--- Begin INPUT FOR THIS TASK ---

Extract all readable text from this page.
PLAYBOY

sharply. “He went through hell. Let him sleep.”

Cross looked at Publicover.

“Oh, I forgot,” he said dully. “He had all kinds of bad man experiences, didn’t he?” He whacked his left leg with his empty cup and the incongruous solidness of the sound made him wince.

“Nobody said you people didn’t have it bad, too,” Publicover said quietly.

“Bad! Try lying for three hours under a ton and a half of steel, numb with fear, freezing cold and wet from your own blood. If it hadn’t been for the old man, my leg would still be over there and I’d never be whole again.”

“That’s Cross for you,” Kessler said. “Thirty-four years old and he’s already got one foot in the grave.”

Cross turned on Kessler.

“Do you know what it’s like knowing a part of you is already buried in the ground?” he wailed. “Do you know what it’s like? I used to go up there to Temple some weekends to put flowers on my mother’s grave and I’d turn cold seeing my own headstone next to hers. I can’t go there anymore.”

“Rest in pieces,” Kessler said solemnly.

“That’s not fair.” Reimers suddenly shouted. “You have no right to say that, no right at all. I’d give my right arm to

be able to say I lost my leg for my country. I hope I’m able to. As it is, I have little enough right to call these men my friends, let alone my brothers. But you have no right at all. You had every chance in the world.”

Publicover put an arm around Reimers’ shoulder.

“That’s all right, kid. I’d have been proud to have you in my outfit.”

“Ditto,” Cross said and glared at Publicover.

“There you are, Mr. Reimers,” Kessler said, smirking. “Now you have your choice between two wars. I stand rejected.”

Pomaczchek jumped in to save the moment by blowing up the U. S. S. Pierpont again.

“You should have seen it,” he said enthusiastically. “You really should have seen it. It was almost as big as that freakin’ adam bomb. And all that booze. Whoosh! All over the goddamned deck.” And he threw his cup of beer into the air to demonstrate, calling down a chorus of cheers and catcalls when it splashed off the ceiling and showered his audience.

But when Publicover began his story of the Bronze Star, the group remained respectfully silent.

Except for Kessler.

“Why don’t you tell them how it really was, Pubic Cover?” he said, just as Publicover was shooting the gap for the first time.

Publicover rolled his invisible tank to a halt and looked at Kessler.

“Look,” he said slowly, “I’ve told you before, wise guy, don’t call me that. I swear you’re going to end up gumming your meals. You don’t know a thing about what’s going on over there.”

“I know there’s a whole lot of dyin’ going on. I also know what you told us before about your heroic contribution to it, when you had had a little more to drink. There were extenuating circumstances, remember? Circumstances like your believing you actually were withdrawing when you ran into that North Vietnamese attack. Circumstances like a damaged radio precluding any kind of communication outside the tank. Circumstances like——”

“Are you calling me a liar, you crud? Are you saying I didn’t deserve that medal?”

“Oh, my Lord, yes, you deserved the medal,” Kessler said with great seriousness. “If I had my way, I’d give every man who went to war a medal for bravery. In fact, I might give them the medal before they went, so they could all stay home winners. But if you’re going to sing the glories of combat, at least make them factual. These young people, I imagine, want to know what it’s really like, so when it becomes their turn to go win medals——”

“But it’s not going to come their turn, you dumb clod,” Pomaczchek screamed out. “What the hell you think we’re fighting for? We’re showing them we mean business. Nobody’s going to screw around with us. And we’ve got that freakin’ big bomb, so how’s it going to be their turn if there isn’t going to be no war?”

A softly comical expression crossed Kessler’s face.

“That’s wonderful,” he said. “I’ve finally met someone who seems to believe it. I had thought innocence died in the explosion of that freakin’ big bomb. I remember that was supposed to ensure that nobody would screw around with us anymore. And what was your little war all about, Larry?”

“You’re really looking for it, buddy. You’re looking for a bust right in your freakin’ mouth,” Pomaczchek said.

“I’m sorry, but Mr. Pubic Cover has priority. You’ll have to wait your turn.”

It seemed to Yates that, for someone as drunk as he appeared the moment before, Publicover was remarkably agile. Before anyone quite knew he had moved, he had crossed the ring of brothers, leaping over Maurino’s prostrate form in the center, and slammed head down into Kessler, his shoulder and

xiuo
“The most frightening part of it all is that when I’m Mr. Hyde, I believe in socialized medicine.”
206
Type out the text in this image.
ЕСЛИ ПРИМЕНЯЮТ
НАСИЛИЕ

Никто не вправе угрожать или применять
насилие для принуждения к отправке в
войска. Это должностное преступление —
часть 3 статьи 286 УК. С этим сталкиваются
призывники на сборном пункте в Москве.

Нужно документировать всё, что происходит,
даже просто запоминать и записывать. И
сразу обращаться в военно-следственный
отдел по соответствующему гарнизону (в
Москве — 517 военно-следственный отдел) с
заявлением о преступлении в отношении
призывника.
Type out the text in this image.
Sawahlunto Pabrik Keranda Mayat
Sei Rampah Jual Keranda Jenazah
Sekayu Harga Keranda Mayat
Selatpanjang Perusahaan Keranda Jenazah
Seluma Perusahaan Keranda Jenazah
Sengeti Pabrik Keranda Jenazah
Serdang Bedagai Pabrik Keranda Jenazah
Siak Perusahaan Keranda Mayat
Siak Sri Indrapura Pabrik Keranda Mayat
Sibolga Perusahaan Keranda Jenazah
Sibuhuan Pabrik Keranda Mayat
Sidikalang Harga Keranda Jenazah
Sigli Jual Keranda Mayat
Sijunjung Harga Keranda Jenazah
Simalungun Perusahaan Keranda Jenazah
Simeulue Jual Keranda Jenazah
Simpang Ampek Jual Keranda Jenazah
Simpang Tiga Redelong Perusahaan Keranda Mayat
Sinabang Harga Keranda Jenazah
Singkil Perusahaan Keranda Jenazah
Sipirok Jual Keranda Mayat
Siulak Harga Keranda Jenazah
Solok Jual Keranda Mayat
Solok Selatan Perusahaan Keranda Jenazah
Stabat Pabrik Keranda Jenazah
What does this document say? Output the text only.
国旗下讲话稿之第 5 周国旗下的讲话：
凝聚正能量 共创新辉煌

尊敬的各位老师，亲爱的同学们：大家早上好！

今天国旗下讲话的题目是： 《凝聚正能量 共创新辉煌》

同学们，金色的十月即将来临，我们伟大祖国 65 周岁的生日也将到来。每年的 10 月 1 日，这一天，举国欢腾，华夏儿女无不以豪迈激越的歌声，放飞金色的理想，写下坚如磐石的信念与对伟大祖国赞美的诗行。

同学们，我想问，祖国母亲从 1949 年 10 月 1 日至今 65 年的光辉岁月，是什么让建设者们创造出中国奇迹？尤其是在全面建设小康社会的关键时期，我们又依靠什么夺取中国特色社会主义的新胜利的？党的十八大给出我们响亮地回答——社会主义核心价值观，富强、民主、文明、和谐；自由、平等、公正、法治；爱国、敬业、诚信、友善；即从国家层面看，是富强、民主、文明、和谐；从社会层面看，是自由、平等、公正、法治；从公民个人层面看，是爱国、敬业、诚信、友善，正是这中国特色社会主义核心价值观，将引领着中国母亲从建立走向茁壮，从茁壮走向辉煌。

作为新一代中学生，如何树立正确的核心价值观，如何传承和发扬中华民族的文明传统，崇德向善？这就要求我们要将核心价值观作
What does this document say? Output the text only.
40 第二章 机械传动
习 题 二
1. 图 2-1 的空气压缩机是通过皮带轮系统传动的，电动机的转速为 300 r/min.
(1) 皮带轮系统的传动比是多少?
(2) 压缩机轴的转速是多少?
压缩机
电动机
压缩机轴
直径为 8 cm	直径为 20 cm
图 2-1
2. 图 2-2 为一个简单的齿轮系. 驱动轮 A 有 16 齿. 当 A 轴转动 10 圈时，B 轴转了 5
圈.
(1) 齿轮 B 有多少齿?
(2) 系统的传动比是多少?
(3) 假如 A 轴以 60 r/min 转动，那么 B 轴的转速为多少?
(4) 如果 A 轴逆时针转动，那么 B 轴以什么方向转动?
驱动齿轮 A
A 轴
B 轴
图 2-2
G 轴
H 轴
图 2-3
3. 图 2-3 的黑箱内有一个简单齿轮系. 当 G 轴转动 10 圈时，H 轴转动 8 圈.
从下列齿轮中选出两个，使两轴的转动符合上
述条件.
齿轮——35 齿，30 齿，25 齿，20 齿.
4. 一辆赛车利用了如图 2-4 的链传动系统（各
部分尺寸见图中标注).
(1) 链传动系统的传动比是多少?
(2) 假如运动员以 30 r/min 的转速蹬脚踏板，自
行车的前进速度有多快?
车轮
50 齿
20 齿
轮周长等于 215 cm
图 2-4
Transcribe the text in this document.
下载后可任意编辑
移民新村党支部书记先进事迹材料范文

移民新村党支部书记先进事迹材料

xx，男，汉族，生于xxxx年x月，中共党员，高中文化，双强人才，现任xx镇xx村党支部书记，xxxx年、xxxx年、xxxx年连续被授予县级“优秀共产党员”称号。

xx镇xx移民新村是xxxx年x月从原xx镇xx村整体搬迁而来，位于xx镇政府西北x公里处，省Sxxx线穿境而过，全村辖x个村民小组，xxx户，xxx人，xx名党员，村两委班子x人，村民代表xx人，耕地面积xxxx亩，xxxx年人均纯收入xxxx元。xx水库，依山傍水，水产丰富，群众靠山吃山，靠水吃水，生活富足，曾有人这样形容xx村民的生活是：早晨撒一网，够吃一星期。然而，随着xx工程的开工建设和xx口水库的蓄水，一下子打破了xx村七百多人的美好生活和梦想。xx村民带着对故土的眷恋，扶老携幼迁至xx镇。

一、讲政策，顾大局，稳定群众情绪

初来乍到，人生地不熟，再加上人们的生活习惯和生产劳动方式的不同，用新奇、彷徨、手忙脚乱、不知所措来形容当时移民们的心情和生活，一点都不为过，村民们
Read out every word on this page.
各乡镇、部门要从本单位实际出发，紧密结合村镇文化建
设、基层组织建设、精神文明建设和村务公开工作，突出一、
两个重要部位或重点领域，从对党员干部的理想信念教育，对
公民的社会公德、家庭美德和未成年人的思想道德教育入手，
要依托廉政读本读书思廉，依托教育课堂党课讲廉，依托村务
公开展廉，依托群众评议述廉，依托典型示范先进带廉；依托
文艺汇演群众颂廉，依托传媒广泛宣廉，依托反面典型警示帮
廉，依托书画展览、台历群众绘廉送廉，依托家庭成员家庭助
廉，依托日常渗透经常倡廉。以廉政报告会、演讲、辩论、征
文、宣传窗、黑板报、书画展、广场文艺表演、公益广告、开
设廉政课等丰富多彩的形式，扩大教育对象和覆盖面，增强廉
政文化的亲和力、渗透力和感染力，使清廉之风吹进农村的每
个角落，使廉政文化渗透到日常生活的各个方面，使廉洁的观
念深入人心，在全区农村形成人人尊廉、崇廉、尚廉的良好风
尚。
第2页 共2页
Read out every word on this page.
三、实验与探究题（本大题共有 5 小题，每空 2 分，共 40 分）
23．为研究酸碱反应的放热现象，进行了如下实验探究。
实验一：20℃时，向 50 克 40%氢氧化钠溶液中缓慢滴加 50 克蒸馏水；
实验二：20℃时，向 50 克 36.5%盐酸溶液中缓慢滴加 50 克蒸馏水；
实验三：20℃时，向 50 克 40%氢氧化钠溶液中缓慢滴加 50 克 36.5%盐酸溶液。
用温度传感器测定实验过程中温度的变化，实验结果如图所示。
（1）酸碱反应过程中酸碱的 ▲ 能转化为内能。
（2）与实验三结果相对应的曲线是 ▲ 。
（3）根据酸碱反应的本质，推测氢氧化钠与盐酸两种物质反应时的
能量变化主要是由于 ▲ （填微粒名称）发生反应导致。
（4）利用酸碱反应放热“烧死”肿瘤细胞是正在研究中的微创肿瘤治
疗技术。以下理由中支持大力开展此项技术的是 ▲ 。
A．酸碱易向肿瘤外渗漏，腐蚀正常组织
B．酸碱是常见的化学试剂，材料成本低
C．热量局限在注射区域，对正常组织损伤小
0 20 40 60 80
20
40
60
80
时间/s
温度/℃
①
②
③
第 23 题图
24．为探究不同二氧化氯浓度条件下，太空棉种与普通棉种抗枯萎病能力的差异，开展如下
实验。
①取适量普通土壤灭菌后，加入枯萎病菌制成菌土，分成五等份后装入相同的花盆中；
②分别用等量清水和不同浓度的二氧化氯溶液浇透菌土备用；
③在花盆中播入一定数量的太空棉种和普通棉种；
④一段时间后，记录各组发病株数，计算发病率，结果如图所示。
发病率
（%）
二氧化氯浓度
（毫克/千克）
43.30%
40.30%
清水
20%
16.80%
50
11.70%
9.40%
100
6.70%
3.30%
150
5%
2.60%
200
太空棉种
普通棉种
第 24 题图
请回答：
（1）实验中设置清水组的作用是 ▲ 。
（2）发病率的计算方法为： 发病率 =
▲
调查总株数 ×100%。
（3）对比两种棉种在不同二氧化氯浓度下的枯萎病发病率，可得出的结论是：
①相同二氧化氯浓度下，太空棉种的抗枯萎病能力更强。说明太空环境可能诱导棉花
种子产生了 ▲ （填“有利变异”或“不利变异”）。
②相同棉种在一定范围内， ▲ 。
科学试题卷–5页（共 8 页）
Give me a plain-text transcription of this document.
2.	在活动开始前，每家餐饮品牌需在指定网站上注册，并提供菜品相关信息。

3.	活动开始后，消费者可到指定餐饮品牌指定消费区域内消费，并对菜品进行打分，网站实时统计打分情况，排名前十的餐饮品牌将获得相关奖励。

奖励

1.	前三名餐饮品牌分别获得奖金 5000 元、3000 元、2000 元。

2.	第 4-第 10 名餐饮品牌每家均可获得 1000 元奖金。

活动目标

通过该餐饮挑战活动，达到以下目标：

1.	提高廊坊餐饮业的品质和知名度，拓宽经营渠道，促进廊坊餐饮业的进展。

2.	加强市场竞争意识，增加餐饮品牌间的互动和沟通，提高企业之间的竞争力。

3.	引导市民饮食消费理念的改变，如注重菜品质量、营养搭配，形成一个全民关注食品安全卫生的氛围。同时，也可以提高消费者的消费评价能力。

--- End INPUT FOR THIS TASK ---

Gather up, from the records above, each line where the word "grave" appears.

* WRITTEN REPLY *
“That’s Cross for you,” Kessler said. “Thirty-four years old and he’s already got one foot in the grave.”
“Do you know what it’s like knowing a part of you is already buried in the ground?” he wailed. “Do you know what it’s like? I used to go up there to Temple some weekends to put flowers on my mother’s grave and I’d turn cold seeing my own headstone next to hers. I can’t go there anymore.”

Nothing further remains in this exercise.